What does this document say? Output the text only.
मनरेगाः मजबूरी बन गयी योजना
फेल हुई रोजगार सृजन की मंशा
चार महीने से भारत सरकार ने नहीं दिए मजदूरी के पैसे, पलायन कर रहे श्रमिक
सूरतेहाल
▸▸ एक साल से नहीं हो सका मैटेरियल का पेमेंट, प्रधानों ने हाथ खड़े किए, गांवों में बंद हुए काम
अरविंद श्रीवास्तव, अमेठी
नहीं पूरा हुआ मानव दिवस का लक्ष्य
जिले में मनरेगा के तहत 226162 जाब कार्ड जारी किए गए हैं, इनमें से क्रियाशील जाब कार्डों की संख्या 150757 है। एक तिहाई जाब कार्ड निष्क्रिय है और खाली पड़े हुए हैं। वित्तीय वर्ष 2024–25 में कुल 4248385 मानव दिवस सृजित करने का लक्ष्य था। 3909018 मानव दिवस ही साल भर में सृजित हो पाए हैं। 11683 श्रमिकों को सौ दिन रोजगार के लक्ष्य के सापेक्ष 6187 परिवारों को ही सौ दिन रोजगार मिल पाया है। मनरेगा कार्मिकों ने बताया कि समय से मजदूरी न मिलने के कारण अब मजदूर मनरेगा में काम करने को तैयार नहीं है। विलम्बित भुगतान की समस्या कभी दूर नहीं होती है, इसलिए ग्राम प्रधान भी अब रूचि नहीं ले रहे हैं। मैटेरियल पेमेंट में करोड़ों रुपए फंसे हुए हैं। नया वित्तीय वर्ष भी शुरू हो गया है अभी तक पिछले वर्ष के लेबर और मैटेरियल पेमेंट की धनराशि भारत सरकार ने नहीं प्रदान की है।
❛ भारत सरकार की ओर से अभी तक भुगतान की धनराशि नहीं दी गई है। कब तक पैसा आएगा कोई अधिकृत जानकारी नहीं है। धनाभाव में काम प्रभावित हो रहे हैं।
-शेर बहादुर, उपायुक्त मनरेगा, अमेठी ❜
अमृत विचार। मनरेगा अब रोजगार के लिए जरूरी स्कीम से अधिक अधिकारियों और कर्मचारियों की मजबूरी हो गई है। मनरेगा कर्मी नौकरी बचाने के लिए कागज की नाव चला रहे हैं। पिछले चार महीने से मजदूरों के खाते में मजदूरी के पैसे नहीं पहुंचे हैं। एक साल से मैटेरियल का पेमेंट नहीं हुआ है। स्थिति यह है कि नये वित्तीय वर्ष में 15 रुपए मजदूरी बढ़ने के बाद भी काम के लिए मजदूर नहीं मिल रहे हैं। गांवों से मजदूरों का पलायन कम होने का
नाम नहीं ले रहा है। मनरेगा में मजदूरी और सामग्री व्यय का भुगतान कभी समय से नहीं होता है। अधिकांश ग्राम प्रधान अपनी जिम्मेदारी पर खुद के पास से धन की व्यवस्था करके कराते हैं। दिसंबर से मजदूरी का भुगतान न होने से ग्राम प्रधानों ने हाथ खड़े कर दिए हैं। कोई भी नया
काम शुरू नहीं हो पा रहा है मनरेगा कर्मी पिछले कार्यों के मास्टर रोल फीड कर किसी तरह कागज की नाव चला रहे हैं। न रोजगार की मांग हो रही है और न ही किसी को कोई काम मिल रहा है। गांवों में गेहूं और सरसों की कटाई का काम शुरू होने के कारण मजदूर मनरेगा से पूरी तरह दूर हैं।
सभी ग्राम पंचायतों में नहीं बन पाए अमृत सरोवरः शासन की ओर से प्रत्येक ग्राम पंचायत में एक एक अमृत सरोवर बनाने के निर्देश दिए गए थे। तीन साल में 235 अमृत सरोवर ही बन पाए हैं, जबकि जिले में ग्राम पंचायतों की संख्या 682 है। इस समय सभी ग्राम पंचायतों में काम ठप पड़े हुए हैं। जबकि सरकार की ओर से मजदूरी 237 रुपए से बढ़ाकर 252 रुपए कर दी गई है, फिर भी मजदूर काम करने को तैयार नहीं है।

- The problem: Give all the records again. Match them exactly.

- Written solution:
What does this document say? Output the text only.
मनरेगाः मजबूरी बन गयी योजना
फेल हुई रोजगार सृजन की मंशा
चार महीने से भारत सरकार ने नहीं दिए मजदूरी के पैसे, पलायन कर रहे श्रमिक
सूरतेहाल
▸▸ एक साल से नहीं हो सका मैटेरियल का पेमेंट, प्रधानों ने हाथ खड़े किए, गांवों में बंद हुए काम
अरविंद श्रीवास्तव, अमेठी
नहीं पूरा हुआ मानव दिवस का लक्ष्य
जिले में मनरेगा के तहत 226162 जाब कार्ड जारी किए गए हैं, इनमें से क्रियाशील जाब कार्डों की संख्या 150757 है। एक तिहाई जाब कार्ड निष्क्रिय है और खाली पड़े हुए हैं। वित्तीय वर्ष 2024–25 में कुल 4248385 मानव दिवस सृजित करने का लक्ष्य था। 3909018 मानव दिवस ही साल भर में सृजित हो पाए हैं। 11683 श्रमिकों को सौ दिन रोजगार के लक्ष्य के सापेक्ष 6187 परिवारों को ही सौ दिन रोजगार मिल पाया है। मनरेगा कार्मिकों ने बताया कि समय से मजदूरी न मिलने के कारण अब मजदूर मनरेगा में काम करने को तैयार नहीं है। विलम्बित भुगतान की समस्या कभी दूर नहीं होती है, इसलिए ग्राम प्रधान भी अब रूचि नहीं ले रहे हैं। मैटेरियल पेमेंट में करोड़ों रुपए फंसे हुए हैं। नया वित्तीय वर्ष भी शुरू हो गया है अभी तक पिछले वर्ष के लेबर और मैटेरियल पेमेंट की धनराशि भारत सरकार ने नहीं प्रदान की है।
❛ भारत सरकार की ओर से अभी तक भुगतान की धनराशि नहीं दी गई है। कब तक पैसा आएगा कोई अधिकृत जानकारी नहीं है। धनाभाव में काम प्रभावित हो रहे हैं।
-शेर बहादुर, उपायुक्त मनरेगा, अमेठी ❜
अमृत विचार। मनरेगा अब रोजगार के लिए जरूरी स्कीम से अधिक अधिकारियों और कर्मचारियों की मजबूरी हो गई है। मनरेगा कर्मी नौकरी बचाने के लिए कागज की नाव चला रहे हैं। पिछले चार महीने से मजदूरों के खाते में मजदूरी के पैसे नहीं पहुंचे हैं। एक साल से मैटेरियल का पेमेंट नहीं हुआ है। स्थिति यह है कि नये वित्तीय वर्ष में 15 रुपए मजदूरी बढ़ने के बाद भी काम के लिए मजदूर नहीं मिल रहे हैं। गांवों से मजदूरों का पलायन कम होने का
नाम नहीं ले रहा है। मनरेगा में मजदूरी और सामग्री व्यय का भुगतान कभी समय से नहीं होता है। अधिकांश ग्राम प्रधान अपनी जिम्मेदारी पर खुद के पास से धन की व्यवस्था करके कराते हैं। दिसंबर से मजदूरी का भुगतान न होने से ग्राम प्रधानों ने हाथ खड़े कर दिए हैं। कोई भी नया
काम शुरू नहीं हो पा रहा है मनरेगा कर्मी पिछले कार्यों के मास्टर रोल फीड कर किसी तरह कागज की नाव चला रहे हैं। न रोजगार की मांग हो रही है और न ही किसी को कोई काम मिल रहा है। गांवों में गेहूं और सरसों की कटाई का काम शुरू होने के कारण मजदूर मनरेगा से पूरी तरह दूर हैं।
सभी ग्राम पंचायतों में नहीं बन पाए अमृत सरोवरः शासन की ओर से प्रत्येक ग्राम पंचायत में एक एक अमृत सरोवर बनाने के निर्देश दिए गए थे। तीन साल में 235 अमृत सरोवर ही बन पाए हैं, जबकि जिले में ग्राम पंचायतों की संख्या 682 है। इस समय सभी ग्राम पंचायतों में काम ठप पड़े हुए हैं। जबकि सरकार की ओर से मजदूरी 237 रुपए से बढ़ाकर 252 रुपए कर दी गई है, फिर भी मजदूर काम करने को तैयार नहीं है।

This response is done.